▶ [Request]
Using the records below, locate all lines containing "have" and return them.

··· Extracted material ···

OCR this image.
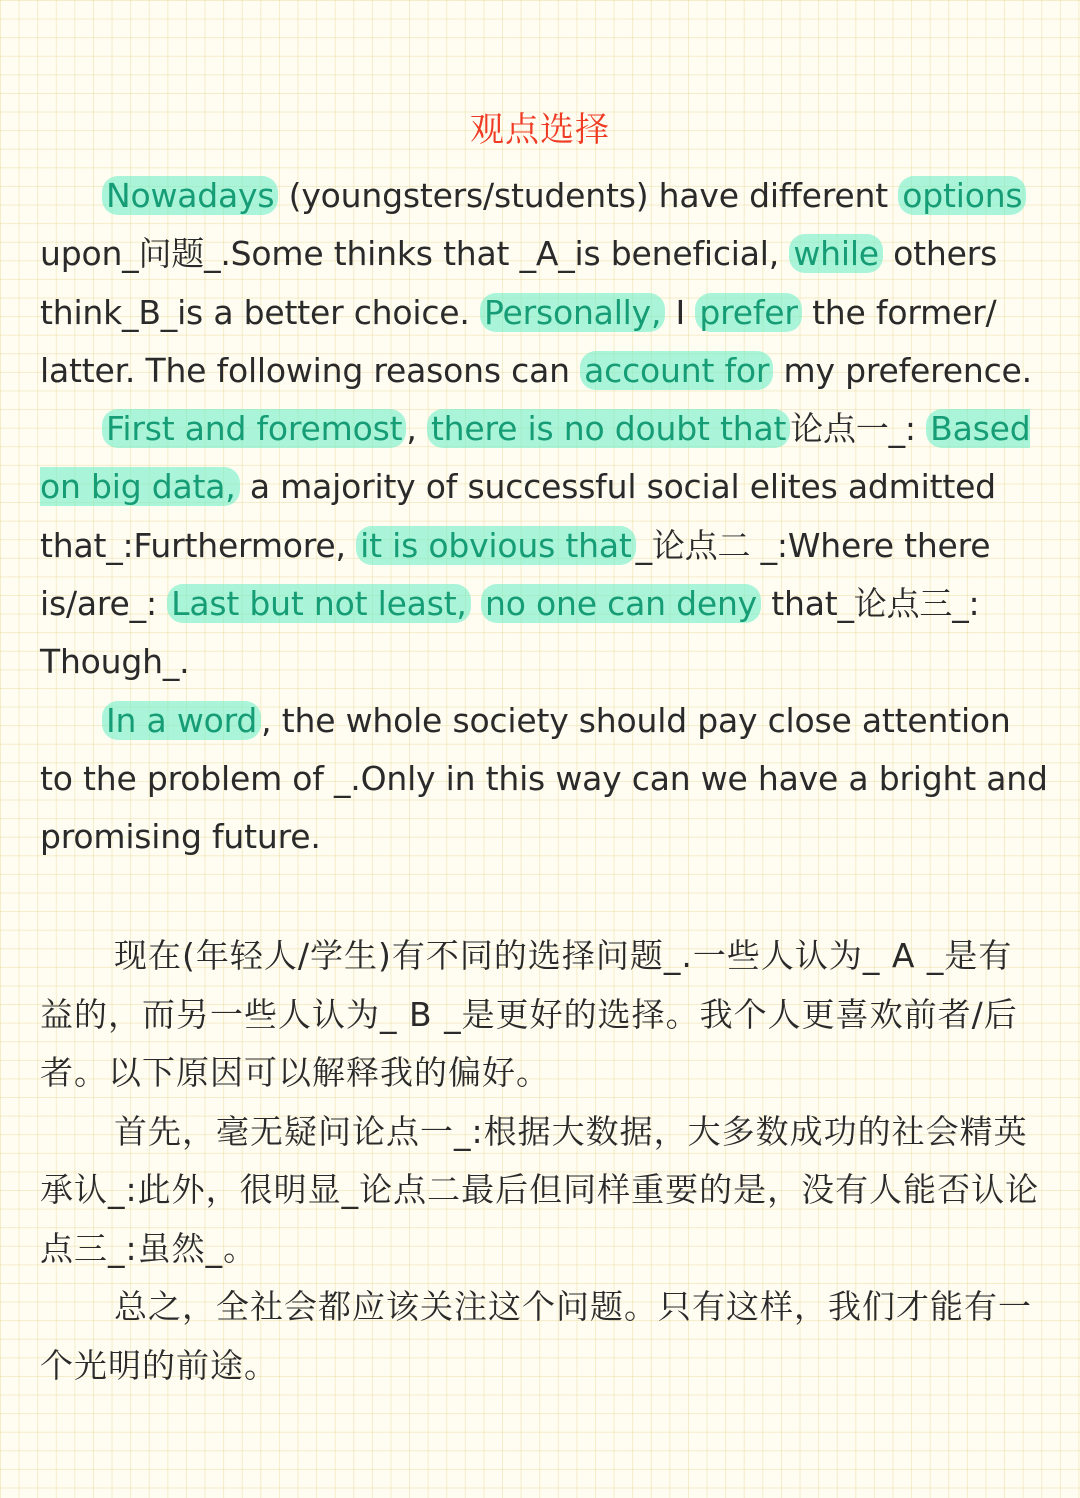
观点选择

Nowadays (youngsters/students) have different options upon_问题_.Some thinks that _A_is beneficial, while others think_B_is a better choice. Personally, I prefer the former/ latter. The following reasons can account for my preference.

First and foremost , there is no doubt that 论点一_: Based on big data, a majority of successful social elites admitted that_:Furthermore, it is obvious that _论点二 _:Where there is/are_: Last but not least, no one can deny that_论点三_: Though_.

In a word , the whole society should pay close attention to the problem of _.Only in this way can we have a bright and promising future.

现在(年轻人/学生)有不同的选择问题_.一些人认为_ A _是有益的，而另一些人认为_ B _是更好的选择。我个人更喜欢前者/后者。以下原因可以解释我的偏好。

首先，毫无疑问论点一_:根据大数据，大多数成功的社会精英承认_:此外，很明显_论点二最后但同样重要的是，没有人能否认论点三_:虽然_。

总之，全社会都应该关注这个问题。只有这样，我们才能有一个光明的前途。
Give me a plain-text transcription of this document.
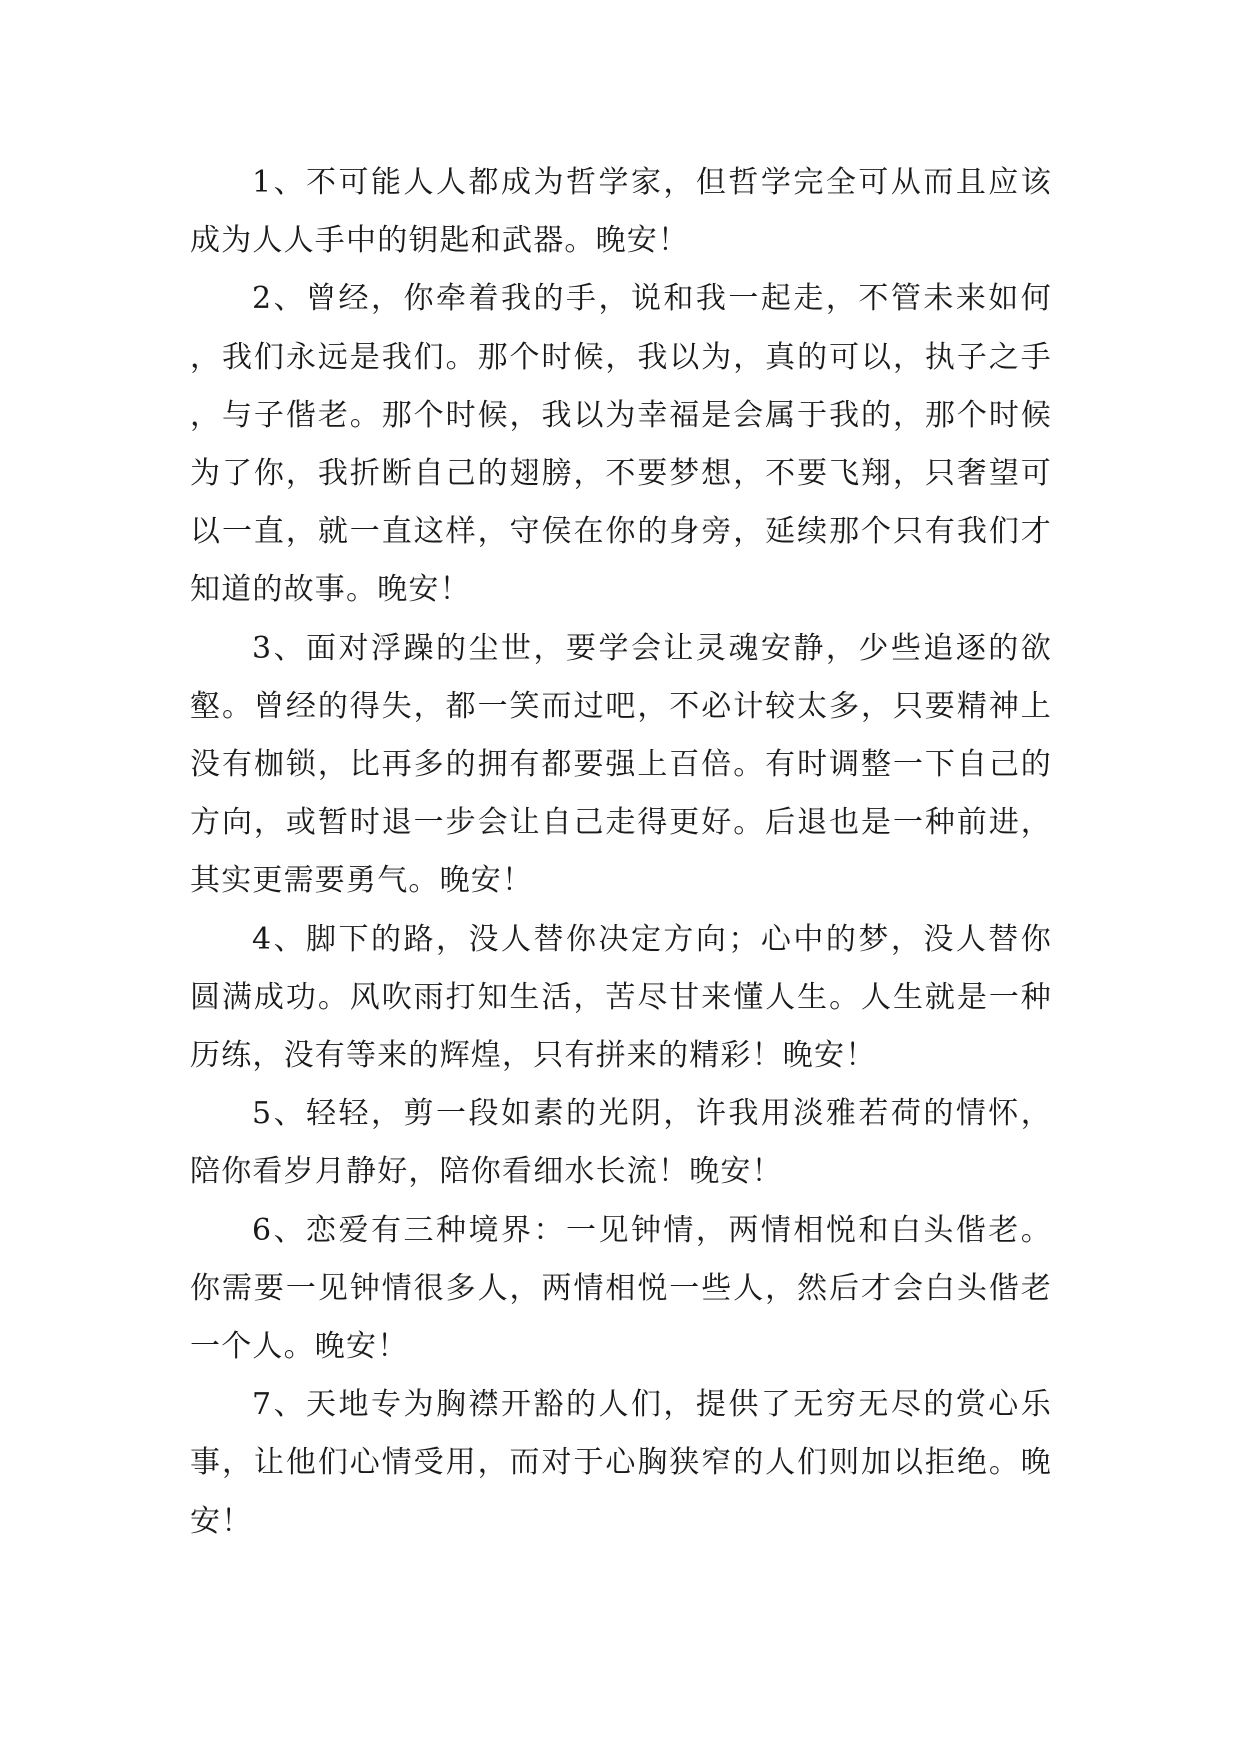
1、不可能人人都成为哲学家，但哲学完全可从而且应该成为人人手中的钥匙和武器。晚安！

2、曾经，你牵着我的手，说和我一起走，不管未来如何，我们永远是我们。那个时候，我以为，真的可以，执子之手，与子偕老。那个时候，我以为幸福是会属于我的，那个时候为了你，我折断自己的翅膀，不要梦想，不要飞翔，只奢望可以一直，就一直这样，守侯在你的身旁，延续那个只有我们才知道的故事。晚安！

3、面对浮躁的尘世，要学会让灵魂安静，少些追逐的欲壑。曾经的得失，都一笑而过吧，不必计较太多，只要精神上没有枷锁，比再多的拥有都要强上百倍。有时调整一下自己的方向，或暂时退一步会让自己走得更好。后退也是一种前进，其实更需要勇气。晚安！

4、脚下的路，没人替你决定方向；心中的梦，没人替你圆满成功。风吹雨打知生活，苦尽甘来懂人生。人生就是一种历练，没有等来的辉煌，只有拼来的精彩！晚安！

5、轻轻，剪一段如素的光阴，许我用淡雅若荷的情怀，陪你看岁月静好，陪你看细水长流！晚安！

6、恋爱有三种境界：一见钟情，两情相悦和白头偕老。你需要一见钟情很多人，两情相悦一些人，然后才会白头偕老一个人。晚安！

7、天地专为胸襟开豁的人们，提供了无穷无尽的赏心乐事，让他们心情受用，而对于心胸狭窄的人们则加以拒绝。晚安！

···
··· Extracted material ···

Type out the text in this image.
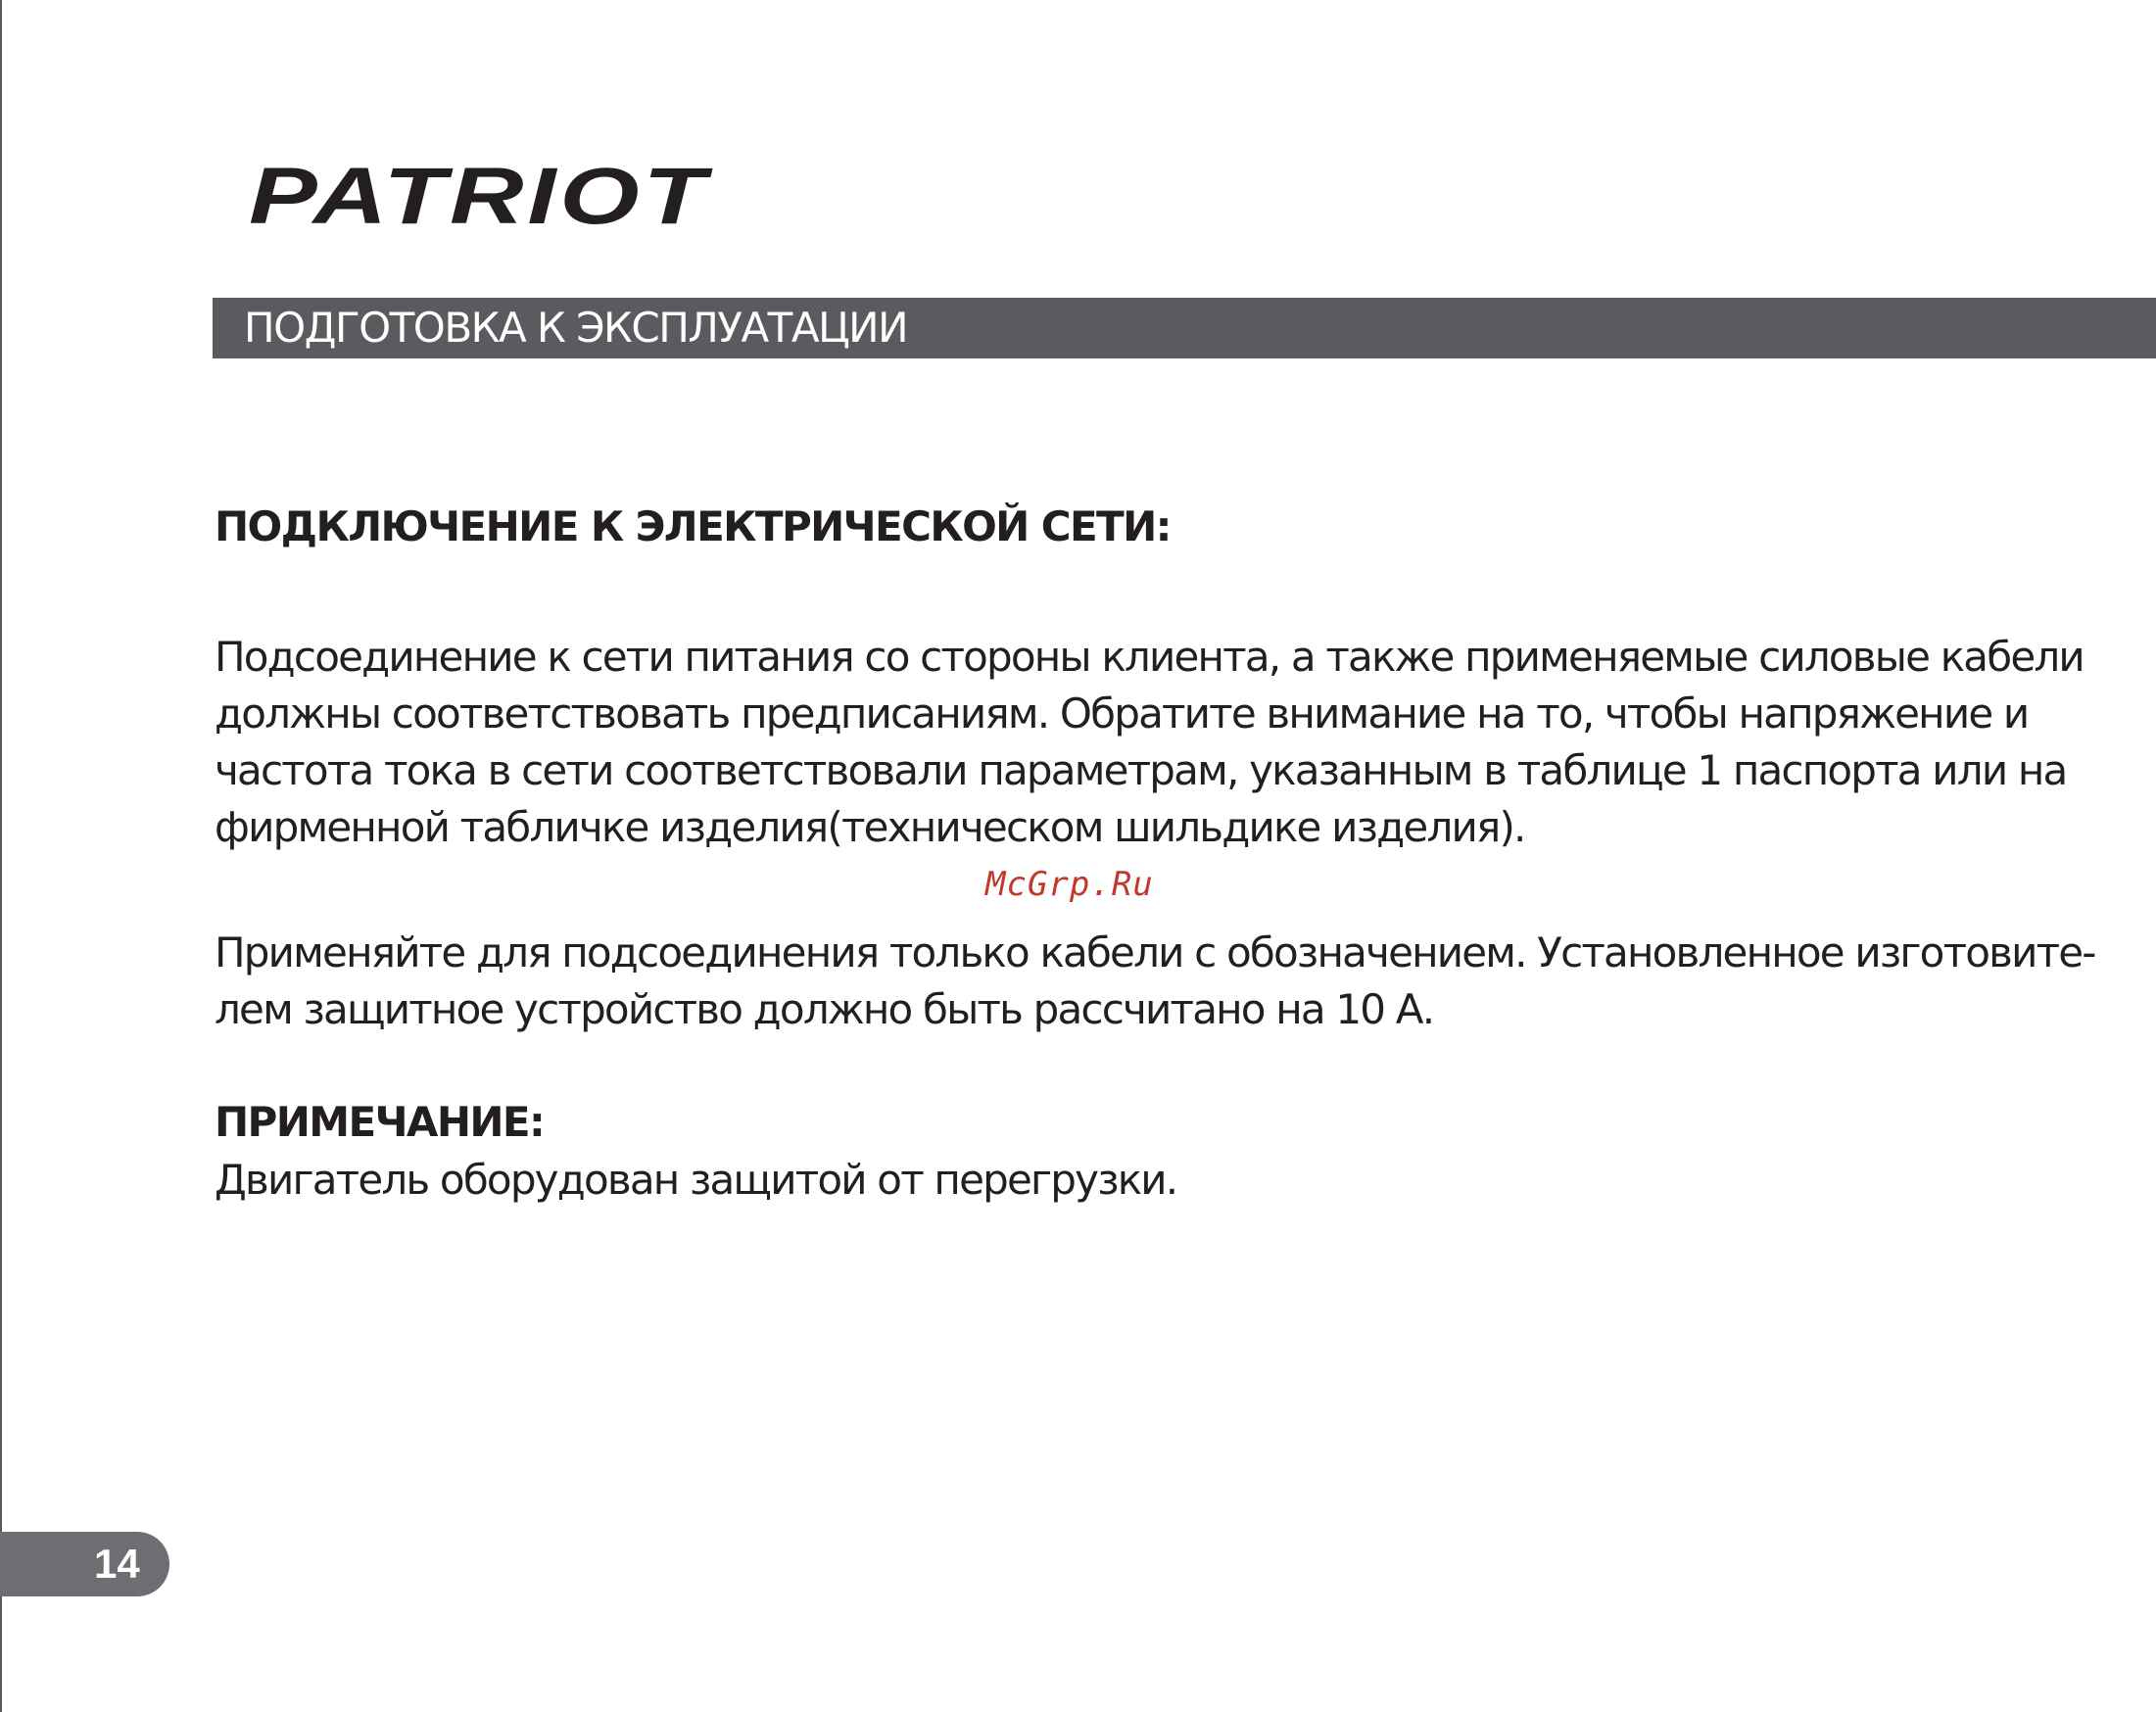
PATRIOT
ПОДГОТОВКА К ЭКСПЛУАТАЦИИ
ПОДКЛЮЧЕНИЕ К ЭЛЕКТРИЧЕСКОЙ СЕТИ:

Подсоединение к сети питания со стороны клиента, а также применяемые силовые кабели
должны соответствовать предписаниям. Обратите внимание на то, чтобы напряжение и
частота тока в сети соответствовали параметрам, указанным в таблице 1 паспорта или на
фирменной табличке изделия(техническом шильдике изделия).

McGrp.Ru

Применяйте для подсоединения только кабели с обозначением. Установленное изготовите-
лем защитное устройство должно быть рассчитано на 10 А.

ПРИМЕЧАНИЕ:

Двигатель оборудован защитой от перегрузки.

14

···

▶ [The solution]
Nowadays (youngsters/students) have different options upon_问题_.Some thinks that _A_is beneficial, while others think_B_is a better choice. Personally, I prefer the former/ latter. The following reasons can account for my preference.
In a word , the whole society should pay close attention to the problem of _.Only in this way can we have a bright and promising future.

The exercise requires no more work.